What to produce: Answer with one number: the count of lines in the listing below that hold the word "ylabel".

Start

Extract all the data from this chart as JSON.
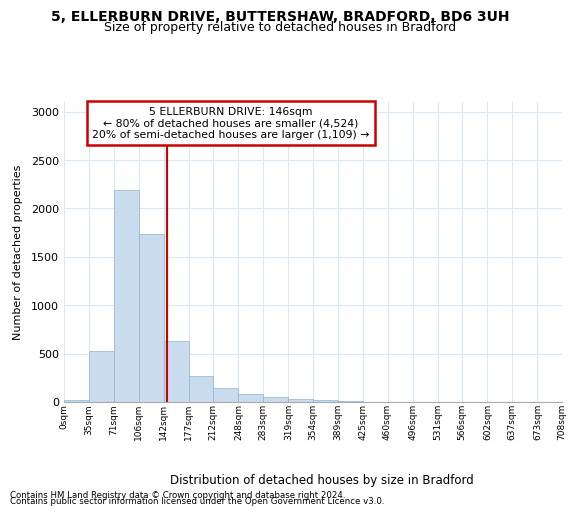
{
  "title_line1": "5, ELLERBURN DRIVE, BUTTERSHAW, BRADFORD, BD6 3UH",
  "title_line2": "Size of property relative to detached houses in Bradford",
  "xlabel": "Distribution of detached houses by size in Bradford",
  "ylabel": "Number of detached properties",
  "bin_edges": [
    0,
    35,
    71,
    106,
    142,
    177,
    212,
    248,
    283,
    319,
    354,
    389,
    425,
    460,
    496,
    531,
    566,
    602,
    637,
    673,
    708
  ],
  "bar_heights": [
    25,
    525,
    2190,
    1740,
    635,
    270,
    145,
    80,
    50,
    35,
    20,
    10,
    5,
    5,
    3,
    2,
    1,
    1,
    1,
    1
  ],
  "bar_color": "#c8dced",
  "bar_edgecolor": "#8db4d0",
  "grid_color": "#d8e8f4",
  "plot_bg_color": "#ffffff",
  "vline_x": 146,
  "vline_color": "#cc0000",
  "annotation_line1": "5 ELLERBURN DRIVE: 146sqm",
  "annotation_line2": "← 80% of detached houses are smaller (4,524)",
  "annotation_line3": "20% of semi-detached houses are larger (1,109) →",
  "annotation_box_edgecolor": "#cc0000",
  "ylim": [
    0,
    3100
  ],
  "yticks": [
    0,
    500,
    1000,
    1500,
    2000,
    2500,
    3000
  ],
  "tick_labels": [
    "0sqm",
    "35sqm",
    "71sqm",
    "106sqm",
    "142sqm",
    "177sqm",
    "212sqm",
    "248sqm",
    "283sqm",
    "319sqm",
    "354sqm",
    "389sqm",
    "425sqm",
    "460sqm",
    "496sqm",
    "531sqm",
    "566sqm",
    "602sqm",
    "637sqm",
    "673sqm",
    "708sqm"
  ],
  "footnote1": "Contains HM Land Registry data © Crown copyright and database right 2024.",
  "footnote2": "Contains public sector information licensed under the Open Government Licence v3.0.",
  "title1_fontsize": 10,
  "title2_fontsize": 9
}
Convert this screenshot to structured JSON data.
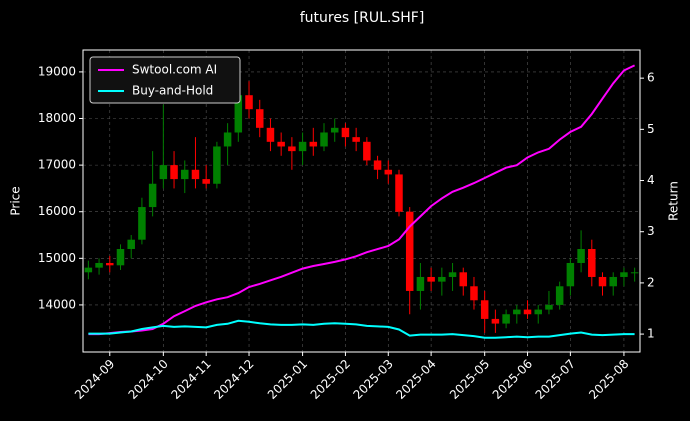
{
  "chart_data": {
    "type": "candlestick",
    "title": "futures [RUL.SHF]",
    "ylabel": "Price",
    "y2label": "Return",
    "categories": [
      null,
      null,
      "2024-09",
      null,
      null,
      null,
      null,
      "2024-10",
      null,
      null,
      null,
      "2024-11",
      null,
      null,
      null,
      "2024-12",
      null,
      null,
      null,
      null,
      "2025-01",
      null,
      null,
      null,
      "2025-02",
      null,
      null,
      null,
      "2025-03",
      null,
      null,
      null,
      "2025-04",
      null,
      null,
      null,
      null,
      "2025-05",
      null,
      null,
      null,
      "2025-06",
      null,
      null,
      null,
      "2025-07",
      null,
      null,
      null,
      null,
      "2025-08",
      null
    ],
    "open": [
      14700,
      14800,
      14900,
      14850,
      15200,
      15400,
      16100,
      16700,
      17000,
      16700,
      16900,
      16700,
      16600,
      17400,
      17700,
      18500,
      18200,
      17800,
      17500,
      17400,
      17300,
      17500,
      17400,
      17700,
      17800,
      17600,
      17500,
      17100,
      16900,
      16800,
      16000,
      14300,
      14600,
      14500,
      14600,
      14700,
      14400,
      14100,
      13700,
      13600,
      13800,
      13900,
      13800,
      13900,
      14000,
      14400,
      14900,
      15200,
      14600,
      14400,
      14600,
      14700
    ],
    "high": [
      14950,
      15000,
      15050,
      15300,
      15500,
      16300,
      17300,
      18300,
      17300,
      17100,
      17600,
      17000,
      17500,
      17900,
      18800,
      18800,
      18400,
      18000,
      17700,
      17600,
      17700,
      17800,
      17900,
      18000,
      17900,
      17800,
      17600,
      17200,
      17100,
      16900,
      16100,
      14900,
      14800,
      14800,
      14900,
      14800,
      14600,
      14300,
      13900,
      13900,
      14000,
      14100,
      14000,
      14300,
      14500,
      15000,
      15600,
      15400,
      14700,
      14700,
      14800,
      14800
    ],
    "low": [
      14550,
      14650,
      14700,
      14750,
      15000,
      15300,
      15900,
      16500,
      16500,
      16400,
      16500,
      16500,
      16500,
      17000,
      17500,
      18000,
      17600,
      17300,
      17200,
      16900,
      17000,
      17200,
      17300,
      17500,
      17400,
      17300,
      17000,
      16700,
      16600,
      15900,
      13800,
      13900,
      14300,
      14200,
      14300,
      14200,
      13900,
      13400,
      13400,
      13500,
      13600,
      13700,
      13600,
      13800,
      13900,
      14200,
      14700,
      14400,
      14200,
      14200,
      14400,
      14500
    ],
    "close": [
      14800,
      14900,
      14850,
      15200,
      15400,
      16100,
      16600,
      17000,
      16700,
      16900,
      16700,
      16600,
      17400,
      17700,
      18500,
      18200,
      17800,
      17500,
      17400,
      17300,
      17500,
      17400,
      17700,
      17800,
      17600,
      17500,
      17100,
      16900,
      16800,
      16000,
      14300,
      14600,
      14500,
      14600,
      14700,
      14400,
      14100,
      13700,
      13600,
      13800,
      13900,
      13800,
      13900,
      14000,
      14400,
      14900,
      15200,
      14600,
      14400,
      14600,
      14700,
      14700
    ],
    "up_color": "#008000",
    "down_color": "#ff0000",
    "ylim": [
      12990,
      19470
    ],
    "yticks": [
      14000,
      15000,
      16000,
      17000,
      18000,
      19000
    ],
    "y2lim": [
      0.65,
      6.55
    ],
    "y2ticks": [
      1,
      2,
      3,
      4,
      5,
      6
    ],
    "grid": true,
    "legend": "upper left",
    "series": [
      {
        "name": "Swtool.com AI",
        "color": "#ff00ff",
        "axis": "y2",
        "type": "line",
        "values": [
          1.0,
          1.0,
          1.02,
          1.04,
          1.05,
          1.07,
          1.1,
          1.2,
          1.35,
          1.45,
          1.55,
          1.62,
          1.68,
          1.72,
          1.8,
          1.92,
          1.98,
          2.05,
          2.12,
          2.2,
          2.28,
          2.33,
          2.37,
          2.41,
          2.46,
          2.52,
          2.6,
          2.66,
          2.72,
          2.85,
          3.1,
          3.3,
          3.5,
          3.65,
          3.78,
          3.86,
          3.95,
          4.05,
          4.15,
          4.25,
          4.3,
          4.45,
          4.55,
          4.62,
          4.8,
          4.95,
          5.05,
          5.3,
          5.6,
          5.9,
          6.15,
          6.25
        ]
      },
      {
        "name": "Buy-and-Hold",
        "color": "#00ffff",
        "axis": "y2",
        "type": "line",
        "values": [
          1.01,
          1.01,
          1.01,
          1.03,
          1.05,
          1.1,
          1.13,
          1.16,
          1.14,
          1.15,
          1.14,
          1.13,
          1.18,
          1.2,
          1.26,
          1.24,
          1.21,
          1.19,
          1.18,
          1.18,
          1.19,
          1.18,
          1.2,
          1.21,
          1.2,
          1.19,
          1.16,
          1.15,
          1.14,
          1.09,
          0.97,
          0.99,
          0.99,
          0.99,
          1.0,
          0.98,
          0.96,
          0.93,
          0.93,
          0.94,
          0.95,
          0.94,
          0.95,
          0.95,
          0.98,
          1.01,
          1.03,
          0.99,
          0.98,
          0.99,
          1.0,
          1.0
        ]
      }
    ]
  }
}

End

Exercise output: 2